Extracted data entries

——

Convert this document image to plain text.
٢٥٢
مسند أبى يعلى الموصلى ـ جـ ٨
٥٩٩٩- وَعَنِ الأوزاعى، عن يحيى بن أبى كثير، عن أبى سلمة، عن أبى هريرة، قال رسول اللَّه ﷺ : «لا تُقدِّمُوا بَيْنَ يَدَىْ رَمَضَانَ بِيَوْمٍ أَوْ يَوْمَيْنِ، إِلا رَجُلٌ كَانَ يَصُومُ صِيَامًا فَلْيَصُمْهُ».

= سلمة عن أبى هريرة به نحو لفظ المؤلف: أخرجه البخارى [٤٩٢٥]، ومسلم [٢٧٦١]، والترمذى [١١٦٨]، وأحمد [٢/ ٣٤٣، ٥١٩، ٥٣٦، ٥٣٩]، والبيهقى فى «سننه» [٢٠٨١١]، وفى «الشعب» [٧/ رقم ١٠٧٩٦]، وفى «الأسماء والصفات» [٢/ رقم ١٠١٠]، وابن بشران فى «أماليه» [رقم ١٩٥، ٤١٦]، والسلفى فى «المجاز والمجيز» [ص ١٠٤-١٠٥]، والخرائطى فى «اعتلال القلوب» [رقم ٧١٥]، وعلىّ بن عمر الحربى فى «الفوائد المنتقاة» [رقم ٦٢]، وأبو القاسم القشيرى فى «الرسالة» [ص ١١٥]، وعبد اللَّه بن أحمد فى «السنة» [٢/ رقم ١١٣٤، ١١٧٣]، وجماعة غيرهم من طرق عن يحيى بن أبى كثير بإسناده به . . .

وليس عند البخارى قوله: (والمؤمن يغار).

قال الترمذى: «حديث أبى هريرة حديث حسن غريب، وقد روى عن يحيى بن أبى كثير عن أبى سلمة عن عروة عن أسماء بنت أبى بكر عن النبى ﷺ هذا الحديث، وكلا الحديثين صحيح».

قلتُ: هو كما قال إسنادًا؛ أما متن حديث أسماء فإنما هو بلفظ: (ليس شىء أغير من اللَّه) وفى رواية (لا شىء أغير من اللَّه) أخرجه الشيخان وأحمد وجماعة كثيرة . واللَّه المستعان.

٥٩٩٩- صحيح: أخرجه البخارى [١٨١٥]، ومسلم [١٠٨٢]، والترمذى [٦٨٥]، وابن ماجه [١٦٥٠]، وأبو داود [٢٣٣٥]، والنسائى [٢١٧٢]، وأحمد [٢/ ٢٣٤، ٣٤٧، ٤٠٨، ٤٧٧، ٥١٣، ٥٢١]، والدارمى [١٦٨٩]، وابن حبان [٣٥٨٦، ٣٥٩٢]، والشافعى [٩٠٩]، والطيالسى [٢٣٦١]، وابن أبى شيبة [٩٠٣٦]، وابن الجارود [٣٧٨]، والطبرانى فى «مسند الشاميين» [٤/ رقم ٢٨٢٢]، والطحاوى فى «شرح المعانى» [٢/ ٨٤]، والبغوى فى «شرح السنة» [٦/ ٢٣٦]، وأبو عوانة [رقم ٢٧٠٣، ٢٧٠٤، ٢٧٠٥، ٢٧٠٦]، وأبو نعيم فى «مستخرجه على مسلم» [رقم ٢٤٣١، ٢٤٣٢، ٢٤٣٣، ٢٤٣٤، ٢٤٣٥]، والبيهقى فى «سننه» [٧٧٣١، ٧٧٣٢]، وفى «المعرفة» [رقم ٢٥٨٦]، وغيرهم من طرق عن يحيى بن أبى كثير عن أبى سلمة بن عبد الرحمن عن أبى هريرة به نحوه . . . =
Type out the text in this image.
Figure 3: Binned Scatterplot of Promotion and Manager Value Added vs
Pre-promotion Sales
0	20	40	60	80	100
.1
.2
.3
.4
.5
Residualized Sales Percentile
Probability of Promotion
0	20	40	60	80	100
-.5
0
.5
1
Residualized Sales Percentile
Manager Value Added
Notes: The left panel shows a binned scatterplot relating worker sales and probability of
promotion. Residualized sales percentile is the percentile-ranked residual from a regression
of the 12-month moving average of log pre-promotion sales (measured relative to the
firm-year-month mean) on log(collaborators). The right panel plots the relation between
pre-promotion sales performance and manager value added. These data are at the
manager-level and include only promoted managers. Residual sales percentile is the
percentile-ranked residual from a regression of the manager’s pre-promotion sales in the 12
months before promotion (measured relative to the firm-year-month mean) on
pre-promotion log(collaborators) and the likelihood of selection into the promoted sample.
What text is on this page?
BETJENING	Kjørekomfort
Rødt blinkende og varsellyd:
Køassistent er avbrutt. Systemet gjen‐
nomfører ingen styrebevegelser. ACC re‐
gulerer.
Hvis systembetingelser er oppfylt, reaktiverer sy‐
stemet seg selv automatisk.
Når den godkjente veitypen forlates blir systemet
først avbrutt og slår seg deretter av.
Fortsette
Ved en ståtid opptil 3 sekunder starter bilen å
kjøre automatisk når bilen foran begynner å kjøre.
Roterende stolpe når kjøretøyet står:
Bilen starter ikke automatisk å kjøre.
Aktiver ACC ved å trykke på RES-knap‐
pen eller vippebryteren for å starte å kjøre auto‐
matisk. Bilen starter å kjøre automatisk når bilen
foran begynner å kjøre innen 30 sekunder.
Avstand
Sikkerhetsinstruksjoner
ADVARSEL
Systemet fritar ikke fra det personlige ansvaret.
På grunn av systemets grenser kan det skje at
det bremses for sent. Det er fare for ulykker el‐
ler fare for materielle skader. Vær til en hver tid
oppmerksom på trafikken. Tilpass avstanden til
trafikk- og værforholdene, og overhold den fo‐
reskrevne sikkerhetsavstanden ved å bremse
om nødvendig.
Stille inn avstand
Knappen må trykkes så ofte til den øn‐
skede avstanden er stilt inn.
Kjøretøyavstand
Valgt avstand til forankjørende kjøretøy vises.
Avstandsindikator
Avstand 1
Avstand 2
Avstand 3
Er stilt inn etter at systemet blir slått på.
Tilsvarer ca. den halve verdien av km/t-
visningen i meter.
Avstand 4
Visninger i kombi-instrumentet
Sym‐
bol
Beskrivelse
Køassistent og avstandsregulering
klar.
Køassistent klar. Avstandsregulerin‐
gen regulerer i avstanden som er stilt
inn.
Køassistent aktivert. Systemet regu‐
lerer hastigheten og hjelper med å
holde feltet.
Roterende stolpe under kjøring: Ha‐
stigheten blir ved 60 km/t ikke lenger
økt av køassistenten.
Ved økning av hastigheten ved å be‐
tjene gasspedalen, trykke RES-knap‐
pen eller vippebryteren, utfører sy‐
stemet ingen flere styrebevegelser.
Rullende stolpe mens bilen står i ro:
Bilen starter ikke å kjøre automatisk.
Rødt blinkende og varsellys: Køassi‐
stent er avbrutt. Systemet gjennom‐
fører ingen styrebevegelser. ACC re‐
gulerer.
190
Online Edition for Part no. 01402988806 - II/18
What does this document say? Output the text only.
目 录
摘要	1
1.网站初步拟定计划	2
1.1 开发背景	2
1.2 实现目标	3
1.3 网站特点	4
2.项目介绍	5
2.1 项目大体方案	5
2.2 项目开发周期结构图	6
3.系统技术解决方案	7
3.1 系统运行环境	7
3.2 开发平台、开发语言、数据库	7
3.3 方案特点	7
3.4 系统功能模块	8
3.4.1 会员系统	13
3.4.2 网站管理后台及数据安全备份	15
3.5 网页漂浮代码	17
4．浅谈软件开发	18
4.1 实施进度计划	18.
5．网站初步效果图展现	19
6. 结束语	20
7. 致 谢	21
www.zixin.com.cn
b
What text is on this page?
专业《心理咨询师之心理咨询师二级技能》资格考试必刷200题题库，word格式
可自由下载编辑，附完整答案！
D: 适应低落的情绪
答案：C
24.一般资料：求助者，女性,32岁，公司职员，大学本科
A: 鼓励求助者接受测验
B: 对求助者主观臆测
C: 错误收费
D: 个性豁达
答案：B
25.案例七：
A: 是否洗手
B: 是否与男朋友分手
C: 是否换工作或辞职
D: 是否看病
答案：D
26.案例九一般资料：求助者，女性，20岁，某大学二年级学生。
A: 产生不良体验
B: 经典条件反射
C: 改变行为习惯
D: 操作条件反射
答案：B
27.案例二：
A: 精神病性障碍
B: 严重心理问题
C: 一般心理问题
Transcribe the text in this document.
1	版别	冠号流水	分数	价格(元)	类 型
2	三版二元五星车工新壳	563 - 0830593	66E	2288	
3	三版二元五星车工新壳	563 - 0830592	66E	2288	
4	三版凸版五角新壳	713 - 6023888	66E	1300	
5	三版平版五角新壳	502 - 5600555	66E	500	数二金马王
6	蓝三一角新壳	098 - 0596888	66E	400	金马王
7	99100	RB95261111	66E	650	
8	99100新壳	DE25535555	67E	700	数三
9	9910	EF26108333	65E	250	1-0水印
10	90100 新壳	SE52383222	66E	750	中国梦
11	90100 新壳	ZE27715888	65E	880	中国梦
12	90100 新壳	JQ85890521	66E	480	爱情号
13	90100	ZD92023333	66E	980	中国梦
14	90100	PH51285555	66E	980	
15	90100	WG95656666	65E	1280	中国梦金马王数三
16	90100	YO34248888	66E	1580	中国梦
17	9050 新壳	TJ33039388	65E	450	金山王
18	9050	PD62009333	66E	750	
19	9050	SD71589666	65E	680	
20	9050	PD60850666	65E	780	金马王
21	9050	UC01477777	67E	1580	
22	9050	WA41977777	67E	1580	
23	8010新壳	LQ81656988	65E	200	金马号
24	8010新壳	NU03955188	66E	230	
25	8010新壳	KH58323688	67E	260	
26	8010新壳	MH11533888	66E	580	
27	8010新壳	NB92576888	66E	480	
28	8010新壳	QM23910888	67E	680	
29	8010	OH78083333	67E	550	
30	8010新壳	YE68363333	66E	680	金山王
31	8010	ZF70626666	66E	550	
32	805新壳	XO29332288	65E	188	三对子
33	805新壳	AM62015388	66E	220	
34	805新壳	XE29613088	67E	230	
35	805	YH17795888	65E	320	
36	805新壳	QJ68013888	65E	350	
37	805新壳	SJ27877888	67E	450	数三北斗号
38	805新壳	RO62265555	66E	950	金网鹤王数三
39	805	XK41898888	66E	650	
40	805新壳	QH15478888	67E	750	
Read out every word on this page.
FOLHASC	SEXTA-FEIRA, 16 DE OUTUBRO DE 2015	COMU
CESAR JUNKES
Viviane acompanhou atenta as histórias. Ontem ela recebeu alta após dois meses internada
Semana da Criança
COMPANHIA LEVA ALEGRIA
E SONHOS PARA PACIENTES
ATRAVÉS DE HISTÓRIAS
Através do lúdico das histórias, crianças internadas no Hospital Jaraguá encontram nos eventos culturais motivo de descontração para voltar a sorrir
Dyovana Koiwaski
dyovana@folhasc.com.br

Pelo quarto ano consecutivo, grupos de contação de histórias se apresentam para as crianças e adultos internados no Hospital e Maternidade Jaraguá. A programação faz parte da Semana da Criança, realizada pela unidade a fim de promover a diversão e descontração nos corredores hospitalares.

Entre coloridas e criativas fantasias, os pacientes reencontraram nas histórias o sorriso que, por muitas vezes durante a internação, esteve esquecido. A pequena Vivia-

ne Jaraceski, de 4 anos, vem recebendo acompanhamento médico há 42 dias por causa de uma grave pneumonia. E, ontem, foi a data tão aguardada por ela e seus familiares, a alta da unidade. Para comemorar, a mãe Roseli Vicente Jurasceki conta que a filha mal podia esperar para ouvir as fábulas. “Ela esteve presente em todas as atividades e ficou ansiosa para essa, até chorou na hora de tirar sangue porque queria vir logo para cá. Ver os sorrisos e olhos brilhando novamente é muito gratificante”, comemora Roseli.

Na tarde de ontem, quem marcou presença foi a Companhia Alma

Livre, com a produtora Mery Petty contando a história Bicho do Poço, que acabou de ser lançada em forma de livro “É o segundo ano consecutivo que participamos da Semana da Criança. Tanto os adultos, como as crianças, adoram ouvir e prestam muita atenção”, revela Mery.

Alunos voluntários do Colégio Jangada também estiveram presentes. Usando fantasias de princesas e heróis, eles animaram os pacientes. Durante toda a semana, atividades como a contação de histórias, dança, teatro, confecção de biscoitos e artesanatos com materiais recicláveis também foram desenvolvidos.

——

Instruction: Scan the listing above and copy all lines containing the word "والبيهقى".

Result for this task:
= سلمة عن أبى هريرة به نحو لفظ المؤلف: أخرجه البخارى [٤٩٢٥]، ومسلم [٢٧٦١]، والترمذى [١١٦٨]، وأحمد [٢/ ٣٤٣، ٥١٩، ٥٣٦، ٥٣٩]، والبيهقى فى «سننه» [٢٠٨١١]، وفى «الشعب» [٧/ رقم ١٠٧٩٦]، وفى «الأسماء والصفات» [٢/ رقم ١٠١٠]، وابن بشران فى «أماليه» [رقم ١٩٥، ٤١٦]، والسلفى فى «المجاز والمجيز» [ص ١٠٤-١٠٥]، والخرائطى فى «اعتلال القلوب» [رقم ٧١٥]، وعلىّ بن عمر الحربى فى «الفوائد المنتقاة» [رقم ٦٢]، وأبو القاسم القشيرى فى «الرسالة» [ص ١١٥]، وعبد اللَّه بن أحمد فى «السنة» [٢/ رقم ١١٣٤، ١١٧٣]، وجماعة غيرهم من طرق عن يحيى بن أبى كثير بإسناده به . . .
٥٩٩٩- صحيح: أخرجه البخارى [١٨١٥]، ومسلم [١٠٨٢]، والترمذى [٦٨٥]، وابن ماجه [١٦٥٠]، وأبو داود [٢٣٣٥]، والنسائى [٢١٧٢]، وأحمد [٢/ ٢٣٤، ٣٤٧، ٤٠٨، ٤٧٧، ٥١٣، ٥٢١]، والدارمى [١٦٨٩]، وابن حبان [٣٥٨٦، ٣٥٩٢]، والشافعى [٩٠٩]، والطيالسى [٢٣٦١]، وابن أبى شيبة [٩٠٣٦]، وابن الجارود [٣٧٨]، والطبرانى فى «مسند الشاميين» [٤/ رقم ٢٨٢٢]، والطحاوى فى «شرح المعانى» [٢/ ٨٤]، والبغوى فى «شرح السنة» [٦/ ٢٣٦]، وأبو عوانة [رقم ٢٧٠٣، ٢٧٠٤، ٢٧٠٥، ٢٧٠٦]، وأبو نعيم فى «مستخرجه على مسلم» [رقم ٢٤٣١، ٢٤٣٢، ٢٤٣٣، ٢٤٣٤، ٢٤٣٥]، والبيهقى فى «سننه» [٧٧٣١، ٧٧٣٢]، وفى «المعرفة» [رقم ٢٥٨٦]، وغيرهم من طرق عن يحيى بن أبى كثير عن أبى سلمة بن عبد الرحمن عن أبى هريرة به نحوه . . . =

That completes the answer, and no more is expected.